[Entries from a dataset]
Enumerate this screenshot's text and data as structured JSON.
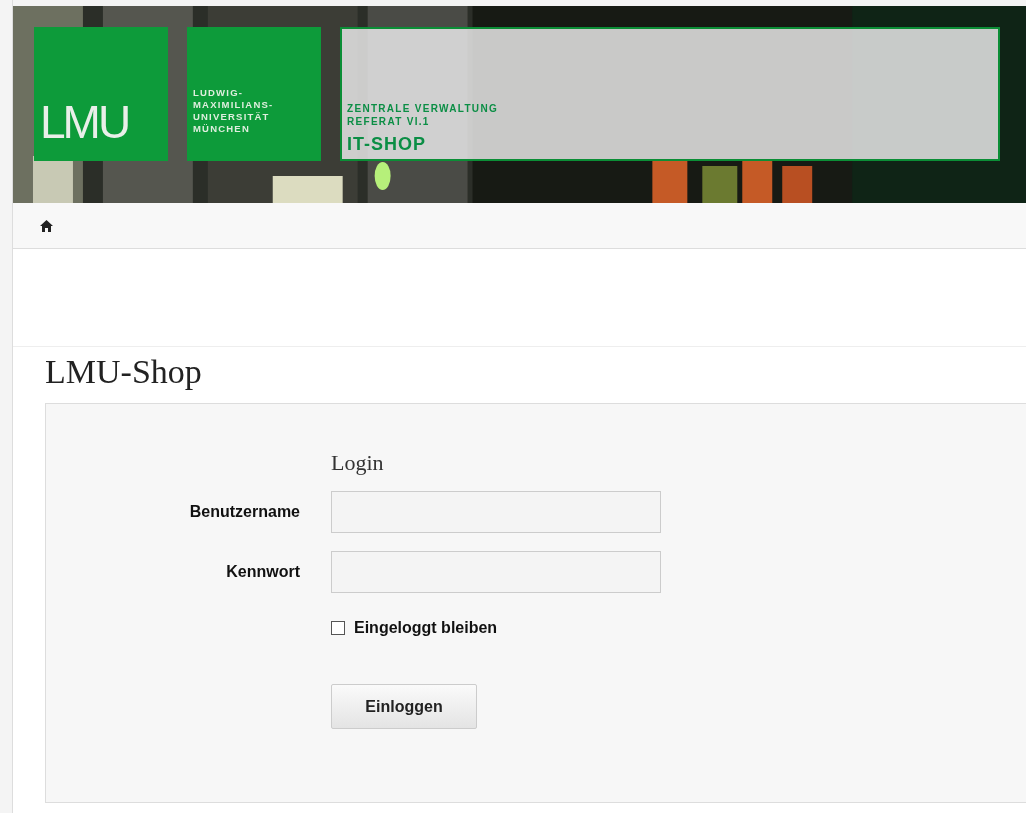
{
  "header": {
    "logo": "LMU",
    "university": [
      "LUDWIG-",
      "MAXIMILIANS-",
      "UNIVERSITÄT",
      "MÜNCHEN"
    ],
    "department": "ZENTRALE VERWALTUNG",
    "unit": "REFERAT VI.1",
    "shop": "IT-SHOP"
  },
  "page_title": "LMU-Shop",
  "login": {
    "title": "Login",
    "fields": [
      {
        "label": "Benutzername"
      },
      {
        "label": "Kennwort"
      }
    ],
    "remember": {
      "label": "Eingeloggt bleiben",
      "checked": false
    },
    "button": "Einloggen"
  }
}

> **Exercise objective**
All of the entries above should be duplicated exactly, except for the pictures.

> **The result**
Enumerate this screenshot's text and data as structured JSON.
{
  "header": {
    "logo": "LMU",
    "university": [
      "LUDWIG-",
      "MAXIMILIANS-",
      "UNIVERSITÄT",
      "MÜNCHEN"
    ],
    "department": "ZENTRALE VERWALTUNG",
    "unit": "REFERAT VI.1",
    "shop": "IT-SHOP"
  },
  "page_title": "LMU-Shop",
  "login": {
    "title": "Login",
    "fields": [
      {
        "label": "Benutzername"
      },
      {
        "label": "Kennwort"
      }
    ],
    "remember": {
      "label": "Eingeloggt bleiben",
      "checked": false
    },
    "button": "Einloggen"
  }
}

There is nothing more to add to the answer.